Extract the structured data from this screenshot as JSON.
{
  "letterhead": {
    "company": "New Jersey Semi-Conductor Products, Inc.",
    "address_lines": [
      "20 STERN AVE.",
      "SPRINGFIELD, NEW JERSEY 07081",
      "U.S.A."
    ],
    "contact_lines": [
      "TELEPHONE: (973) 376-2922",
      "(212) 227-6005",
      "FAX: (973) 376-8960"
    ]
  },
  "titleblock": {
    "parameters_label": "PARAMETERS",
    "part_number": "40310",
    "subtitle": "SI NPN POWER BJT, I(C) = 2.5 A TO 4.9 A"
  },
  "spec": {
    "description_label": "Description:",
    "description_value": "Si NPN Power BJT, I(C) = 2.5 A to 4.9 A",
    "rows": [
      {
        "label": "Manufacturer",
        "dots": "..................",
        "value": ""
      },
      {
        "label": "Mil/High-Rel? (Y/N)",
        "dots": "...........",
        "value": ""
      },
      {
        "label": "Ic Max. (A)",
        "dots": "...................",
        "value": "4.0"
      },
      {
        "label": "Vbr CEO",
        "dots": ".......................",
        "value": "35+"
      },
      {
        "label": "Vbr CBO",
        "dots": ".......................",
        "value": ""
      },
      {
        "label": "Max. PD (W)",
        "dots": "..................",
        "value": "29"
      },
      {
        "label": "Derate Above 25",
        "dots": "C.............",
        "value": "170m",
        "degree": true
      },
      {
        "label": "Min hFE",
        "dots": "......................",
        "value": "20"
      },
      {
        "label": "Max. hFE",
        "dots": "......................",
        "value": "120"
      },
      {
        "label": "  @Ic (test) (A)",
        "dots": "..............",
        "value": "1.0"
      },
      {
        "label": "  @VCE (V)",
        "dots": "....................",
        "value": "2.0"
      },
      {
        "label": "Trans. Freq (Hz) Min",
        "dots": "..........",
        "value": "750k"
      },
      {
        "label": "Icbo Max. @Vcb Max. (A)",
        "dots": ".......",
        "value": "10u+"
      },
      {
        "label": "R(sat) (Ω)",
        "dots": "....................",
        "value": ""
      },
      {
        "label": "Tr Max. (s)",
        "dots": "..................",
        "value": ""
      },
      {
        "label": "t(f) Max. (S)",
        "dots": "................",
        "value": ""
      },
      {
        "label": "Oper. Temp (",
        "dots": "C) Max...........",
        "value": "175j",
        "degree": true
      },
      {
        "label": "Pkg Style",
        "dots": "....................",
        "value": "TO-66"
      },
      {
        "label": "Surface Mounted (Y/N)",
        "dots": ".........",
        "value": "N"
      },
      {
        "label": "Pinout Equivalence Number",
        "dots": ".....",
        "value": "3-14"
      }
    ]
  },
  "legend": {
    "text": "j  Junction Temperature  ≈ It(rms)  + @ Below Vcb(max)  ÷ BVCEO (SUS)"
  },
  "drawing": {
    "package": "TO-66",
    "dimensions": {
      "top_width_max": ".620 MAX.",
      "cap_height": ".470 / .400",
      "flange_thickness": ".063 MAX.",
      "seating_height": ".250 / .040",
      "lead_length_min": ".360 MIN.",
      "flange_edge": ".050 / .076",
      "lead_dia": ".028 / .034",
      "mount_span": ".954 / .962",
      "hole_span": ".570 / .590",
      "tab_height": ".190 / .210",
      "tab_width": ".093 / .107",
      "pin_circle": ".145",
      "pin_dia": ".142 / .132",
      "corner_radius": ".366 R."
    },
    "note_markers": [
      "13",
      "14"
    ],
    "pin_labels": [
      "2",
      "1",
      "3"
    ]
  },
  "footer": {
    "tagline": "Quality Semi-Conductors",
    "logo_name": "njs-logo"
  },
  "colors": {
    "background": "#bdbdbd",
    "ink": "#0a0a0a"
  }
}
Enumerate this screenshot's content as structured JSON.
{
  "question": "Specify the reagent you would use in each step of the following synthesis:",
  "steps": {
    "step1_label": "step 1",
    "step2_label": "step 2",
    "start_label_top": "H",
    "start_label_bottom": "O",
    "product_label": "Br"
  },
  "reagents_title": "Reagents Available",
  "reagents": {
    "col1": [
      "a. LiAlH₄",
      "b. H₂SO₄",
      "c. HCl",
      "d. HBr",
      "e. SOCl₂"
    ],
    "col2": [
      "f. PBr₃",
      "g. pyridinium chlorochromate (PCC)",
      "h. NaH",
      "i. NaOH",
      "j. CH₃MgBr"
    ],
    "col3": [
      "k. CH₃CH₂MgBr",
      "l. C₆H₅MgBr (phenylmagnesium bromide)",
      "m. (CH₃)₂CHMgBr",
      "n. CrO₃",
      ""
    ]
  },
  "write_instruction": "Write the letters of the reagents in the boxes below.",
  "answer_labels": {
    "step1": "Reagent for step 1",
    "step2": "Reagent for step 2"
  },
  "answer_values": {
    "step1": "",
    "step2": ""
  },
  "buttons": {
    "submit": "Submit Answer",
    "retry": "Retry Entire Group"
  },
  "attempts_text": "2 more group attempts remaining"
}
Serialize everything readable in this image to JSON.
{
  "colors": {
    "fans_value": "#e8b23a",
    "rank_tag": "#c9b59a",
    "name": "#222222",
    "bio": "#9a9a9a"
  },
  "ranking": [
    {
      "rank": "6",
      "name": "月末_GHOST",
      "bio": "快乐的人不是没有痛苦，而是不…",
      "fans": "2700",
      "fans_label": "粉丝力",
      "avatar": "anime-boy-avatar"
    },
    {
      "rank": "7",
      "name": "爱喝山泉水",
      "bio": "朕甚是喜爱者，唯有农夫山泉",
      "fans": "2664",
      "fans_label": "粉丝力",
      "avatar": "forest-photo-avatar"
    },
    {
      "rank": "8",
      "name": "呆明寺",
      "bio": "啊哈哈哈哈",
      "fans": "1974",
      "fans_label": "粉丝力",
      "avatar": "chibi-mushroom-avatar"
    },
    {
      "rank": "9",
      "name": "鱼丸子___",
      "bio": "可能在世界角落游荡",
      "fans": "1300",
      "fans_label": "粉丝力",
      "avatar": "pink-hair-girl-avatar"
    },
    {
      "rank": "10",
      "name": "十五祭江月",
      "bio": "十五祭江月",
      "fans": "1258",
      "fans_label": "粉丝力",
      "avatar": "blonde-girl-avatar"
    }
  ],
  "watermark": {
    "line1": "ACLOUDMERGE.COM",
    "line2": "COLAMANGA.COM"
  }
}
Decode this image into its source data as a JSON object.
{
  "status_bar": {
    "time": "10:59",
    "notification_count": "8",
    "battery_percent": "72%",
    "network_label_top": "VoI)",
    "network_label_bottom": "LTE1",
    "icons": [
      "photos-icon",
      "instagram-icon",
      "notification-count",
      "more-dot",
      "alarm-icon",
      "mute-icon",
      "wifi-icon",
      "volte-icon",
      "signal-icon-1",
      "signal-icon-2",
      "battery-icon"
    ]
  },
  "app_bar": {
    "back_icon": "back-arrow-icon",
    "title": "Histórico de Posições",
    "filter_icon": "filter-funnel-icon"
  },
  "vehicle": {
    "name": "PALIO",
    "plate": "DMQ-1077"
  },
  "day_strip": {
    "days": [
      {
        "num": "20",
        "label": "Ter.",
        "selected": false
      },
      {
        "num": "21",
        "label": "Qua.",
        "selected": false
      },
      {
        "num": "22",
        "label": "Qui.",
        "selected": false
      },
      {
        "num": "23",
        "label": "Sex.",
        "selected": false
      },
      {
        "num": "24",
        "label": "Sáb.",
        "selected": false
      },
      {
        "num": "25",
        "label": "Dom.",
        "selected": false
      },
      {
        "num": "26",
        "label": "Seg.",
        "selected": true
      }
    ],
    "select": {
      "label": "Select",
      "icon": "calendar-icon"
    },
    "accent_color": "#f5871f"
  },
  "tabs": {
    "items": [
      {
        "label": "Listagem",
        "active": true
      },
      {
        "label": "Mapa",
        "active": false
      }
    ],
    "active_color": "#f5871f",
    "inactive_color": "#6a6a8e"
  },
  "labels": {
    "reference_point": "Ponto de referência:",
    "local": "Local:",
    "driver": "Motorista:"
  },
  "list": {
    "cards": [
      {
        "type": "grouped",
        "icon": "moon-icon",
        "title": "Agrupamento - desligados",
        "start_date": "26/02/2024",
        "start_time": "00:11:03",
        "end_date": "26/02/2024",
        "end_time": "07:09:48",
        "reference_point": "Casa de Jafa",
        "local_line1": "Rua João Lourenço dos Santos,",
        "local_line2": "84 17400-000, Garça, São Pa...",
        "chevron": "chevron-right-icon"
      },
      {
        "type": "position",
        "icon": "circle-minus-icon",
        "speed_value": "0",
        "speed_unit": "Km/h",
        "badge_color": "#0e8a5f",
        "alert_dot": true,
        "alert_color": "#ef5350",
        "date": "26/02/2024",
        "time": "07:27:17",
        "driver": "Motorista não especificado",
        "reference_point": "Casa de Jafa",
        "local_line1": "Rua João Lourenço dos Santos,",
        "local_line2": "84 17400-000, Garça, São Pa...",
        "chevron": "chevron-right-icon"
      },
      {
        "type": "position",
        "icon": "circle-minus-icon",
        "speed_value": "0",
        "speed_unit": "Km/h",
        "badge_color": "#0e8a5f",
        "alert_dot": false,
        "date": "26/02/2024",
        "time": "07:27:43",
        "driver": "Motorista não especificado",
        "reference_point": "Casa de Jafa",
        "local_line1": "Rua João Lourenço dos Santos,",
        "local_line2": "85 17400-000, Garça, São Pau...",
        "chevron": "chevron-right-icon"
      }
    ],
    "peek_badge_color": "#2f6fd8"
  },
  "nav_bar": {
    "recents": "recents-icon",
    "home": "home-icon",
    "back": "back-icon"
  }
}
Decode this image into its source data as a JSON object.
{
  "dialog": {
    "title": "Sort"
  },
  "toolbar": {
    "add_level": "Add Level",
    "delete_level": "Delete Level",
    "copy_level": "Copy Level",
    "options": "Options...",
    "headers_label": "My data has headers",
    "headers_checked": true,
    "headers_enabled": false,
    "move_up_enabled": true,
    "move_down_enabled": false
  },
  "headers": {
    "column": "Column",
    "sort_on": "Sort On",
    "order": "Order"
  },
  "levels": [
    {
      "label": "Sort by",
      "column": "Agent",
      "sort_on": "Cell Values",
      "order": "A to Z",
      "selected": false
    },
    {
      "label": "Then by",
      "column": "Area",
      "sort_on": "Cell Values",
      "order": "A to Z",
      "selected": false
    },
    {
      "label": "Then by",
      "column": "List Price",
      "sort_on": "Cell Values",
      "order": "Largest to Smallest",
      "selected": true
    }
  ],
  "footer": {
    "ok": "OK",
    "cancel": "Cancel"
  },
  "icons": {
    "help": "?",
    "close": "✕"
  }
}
━━━
How many of the lines above include the string "column"? Answer with the number only.

▸ **In response**: 4